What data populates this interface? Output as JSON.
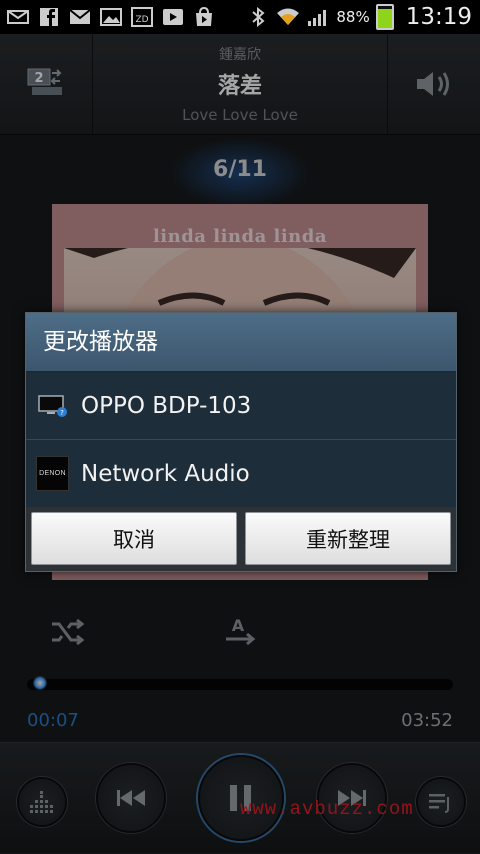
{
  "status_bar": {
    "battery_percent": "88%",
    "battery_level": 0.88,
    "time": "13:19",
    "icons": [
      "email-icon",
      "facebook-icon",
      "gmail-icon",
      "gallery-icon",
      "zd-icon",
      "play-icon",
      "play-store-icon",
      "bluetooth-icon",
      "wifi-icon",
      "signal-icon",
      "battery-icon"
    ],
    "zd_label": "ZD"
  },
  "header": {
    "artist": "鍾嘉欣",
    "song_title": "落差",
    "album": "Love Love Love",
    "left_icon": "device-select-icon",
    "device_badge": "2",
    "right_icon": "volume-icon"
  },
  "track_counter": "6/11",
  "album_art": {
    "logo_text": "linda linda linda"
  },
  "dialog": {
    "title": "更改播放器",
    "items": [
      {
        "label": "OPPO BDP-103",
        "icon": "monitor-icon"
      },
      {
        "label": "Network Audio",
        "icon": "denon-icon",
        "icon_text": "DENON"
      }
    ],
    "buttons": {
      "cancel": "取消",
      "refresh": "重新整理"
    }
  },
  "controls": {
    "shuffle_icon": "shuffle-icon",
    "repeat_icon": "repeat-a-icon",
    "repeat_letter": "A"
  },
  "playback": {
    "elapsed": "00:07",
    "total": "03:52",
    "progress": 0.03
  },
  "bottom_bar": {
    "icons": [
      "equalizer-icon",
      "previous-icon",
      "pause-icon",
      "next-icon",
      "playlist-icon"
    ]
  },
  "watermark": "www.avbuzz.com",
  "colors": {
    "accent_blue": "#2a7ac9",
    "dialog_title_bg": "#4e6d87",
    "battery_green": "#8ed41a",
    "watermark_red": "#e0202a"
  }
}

══════════════════════════════

All of the records above must be copied exactly, except for the pictures.

What data populates this interface? Output as JSON.
{
  "status_bar": {
    "battery_percent": "88%",
    "battery_level": 0.88,
    "time": "13:19",
    "icons": [
      "email-icon",
      "facebook-icon",
      "gmail-icon",
      "gallery-icon",
      "zd-icon",
      "play-icon",
      "play-store-icon",
      "bluetooth-icon",
      "wifi-icon",
      "signal-icon",
      "battery-icon"
    ],
    "zd_label": "ZD"
  },
  "header": {
    "artist": "鍾嘉欣",
    "song_title": "落差",
    "album": "Love Love Love",
    "left_icon": "device-select-icon",
    "device_badge": "2",
    "right_icon": "volume-icon"
  },
  "track_counter": "6/11",
  "album_art": {
    "logo_text": "linda linda linda"
  },
  "dialog": {
    "title": "更改播放器",
    "items": [
      {
        "label": "OPPO BDP-103",
        "icon": "monitor-icon"
      },
      {
        "label": "Network Audio",
        "icon": "denon-icon",
        "icon_text": "DENON"
      }
    ],
    "buttons": {
      "cancel": "取消",
      "refresh": "重新整理"
    }
  },
  "controls": {
    "shuffle_icon": "shuffle-icon",
    "repeat_icon": "repeat-a-icon",
    "repeat_letter": "A"
  },
  "playback": {
    "elapsed": "00:07",
    "total": "03:52",
    "progress": 0.03
  },
  "bottom_bar": {
    "icons": [
      "equalizer-icon",
      "previous-icon",
      "pause-icon",
      "next-icon",
      "playlist-icon"
    ]
  },
  "watermark": "www.avbuzz.com",
  "colors": {
    "accent_blue": "#2a7ac9",
    "dialog_title_bg": "#4e6d87",
    "battery_green": "#8ed41a",
    "watermark_red": "#e0202a"
  }
}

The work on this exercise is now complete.